Find the string "text" in the data, then copy every line where it is found.

** Opening Data for analysis block **

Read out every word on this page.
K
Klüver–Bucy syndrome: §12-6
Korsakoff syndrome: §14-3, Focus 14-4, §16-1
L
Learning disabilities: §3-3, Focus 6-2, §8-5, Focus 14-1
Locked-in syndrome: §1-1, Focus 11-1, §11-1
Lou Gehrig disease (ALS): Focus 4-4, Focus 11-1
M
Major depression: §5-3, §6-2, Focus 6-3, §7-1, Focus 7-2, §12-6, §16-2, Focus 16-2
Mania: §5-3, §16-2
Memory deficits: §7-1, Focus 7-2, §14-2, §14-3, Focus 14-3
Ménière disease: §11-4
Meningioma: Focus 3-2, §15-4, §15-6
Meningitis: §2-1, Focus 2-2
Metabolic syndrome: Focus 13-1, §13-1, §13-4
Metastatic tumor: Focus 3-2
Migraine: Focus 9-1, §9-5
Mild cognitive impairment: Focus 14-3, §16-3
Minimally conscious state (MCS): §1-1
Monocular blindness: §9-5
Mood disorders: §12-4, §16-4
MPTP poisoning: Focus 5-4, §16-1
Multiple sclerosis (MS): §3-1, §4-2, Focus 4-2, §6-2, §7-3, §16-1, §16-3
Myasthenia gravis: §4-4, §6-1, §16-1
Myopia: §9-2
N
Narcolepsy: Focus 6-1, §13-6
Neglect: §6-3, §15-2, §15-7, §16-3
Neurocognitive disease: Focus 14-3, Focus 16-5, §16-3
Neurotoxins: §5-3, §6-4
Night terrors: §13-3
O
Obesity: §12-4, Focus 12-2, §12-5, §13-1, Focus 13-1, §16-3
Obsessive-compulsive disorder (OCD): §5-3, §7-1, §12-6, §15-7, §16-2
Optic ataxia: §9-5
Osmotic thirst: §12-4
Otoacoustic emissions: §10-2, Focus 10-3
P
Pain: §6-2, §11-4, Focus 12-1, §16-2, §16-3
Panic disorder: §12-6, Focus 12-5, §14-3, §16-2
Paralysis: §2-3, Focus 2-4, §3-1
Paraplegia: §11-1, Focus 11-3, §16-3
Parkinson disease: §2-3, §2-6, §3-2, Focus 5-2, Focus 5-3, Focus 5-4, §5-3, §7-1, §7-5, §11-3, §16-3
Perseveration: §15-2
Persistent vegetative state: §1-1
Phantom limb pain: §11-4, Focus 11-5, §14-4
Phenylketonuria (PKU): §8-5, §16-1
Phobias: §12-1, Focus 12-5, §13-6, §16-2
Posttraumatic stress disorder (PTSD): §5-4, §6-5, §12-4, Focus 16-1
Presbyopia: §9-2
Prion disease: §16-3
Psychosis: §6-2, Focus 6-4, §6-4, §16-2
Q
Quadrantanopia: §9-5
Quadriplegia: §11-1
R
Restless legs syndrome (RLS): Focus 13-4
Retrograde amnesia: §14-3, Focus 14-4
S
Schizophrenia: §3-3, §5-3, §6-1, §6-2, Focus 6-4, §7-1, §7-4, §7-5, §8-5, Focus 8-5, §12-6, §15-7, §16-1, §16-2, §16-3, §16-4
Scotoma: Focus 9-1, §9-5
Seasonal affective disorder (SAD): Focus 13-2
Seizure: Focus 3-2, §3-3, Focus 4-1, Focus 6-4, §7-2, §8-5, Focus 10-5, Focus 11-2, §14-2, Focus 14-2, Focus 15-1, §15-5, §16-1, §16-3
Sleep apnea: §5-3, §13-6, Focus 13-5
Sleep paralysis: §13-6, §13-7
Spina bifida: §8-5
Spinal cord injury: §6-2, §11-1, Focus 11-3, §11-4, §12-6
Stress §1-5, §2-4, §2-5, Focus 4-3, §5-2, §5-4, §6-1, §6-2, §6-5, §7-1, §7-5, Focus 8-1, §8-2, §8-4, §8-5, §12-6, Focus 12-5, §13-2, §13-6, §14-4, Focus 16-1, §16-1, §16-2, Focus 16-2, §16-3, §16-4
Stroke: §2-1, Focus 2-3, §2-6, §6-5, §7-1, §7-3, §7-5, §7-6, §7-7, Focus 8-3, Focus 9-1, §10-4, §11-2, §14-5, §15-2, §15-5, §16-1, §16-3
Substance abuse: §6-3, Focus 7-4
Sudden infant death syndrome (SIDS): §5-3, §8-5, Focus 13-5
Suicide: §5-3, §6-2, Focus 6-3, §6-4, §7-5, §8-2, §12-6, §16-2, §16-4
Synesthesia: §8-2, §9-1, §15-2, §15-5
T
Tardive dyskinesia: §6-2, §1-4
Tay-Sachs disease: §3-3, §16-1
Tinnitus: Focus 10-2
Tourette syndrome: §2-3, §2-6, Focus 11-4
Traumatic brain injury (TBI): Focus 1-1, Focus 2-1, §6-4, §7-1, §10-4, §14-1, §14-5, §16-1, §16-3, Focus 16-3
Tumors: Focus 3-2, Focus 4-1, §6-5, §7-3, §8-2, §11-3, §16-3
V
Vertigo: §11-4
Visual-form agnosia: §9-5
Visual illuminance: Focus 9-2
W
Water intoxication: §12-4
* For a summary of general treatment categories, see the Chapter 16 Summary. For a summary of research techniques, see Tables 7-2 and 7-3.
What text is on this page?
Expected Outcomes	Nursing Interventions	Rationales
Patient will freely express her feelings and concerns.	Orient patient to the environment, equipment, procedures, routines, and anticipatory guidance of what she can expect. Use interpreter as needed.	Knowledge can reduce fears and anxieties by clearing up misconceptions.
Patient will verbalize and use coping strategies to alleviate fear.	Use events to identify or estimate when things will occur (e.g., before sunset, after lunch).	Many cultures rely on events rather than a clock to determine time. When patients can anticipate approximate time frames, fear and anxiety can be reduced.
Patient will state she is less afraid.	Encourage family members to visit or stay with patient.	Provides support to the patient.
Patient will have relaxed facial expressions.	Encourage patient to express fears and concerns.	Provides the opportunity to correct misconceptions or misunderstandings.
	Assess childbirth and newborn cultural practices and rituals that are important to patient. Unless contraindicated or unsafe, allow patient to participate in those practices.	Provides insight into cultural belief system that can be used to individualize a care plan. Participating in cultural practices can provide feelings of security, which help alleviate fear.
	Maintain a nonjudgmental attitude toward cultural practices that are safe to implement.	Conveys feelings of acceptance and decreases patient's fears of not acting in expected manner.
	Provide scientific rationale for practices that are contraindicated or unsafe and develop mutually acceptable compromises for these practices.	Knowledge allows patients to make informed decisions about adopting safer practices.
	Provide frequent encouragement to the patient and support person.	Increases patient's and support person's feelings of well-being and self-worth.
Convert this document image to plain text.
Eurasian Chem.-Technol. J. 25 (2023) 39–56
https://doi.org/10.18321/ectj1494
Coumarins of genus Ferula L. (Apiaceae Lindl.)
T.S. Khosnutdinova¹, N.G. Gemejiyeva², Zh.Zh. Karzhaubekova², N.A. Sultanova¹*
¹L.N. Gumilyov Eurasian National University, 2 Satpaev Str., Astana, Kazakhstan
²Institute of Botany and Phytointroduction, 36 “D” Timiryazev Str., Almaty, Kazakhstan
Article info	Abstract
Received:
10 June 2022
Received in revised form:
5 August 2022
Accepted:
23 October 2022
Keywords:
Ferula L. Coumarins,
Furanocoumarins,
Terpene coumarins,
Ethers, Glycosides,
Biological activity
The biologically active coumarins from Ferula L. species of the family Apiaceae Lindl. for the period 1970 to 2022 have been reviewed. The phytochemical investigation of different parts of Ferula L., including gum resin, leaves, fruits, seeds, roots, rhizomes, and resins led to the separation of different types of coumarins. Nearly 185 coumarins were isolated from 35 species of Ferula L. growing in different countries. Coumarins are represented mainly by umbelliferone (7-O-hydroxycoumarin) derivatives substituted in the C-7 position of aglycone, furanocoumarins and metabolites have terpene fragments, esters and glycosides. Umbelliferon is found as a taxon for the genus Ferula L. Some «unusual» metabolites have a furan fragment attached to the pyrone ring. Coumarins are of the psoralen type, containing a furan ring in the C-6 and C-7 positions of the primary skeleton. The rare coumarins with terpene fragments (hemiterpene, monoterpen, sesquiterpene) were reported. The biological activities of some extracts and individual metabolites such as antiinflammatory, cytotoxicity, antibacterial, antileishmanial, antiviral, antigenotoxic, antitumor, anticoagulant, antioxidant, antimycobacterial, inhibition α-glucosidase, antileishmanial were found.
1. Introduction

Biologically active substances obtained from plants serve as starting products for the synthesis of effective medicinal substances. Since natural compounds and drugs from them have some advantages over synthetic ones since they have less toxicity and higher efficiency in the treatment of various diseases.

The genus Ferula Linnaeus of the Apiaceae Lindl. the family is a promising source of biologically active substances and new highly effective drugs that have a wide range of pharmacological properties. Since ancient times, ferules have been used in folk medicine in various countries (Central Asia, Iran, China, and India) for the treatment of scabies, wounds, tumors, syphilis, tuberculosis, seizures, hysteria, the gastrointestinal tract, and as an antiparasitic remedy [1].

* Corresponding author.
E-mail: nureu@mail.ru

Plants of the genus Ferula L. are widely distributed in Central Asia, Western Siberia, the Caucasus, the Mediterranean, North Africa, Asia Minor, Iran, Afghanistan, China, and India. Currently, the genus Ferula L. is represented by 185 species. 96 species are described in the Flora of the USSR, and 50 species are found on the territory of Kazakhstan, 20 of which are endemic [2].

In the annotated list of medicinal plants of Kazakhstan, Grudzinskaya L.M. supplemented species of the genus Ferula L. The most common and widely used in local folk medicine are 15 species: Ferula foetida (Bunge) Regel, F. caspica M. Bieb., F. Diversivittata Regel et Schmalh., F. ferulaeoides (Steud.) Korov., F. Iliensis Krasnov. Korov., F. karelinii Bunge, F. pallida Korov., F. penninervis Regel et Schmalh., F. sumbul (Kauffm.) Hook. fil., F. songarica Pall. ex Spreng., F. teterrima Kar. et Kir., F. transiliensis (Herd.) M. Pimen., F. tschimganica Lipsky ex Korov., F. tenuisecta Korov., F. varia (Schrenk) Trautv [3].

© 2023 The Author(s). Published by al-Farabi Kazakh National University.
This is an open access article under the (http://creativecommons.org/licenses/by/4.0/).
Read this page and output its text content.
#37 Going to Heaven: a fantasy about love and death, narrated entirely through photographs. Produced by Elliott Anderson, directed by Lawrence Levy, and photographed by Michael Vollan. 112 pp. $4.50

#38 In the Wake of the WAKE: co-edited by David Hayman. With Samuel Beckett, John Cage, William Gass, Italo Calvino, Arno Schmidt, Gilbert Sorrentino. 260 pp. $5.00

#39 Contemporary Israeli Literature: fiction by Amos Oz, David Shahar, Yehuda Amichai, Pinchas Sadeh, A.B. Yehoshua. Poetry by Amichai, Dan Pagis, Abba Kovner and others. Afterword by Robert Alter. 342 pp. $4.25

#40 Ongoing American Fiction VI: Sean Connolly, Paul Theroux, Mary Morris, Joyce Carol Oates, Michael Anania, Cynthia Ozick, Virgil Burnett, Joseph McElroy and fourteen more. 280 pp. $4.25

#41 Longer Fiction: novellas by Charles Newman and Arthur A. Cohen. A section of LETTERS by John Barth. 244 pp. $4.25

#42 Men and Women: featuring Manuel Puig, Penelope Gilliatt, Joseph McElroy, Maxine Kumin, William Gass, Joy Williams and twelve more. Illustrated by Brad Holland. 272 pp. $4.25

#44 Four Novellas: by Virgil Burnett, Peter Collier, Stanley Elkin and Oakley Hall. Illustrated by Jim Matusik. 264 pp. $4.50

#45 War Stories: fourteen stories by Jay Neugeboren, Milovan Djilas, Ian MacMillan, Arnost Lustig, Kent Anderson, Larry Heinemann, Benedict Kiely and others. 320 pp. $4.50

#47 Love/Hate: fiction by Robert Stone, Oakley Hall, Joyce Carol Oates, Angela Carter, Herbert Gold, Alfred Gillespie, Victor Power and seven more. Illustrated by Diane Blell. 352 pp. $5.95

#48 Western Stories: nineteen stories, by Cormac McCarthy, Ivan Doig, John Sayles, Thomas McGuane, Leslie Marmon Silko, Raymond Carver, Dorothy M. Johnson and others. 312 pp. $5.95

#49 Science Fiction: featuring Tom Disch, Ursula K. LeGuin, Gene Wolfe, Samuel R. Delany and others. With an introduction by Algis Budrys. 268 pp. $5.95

** Closing Data for analysis block **

[Solution for this task]
What text is on this page?
Convert this document image to plain text.
Read this page and output its text content.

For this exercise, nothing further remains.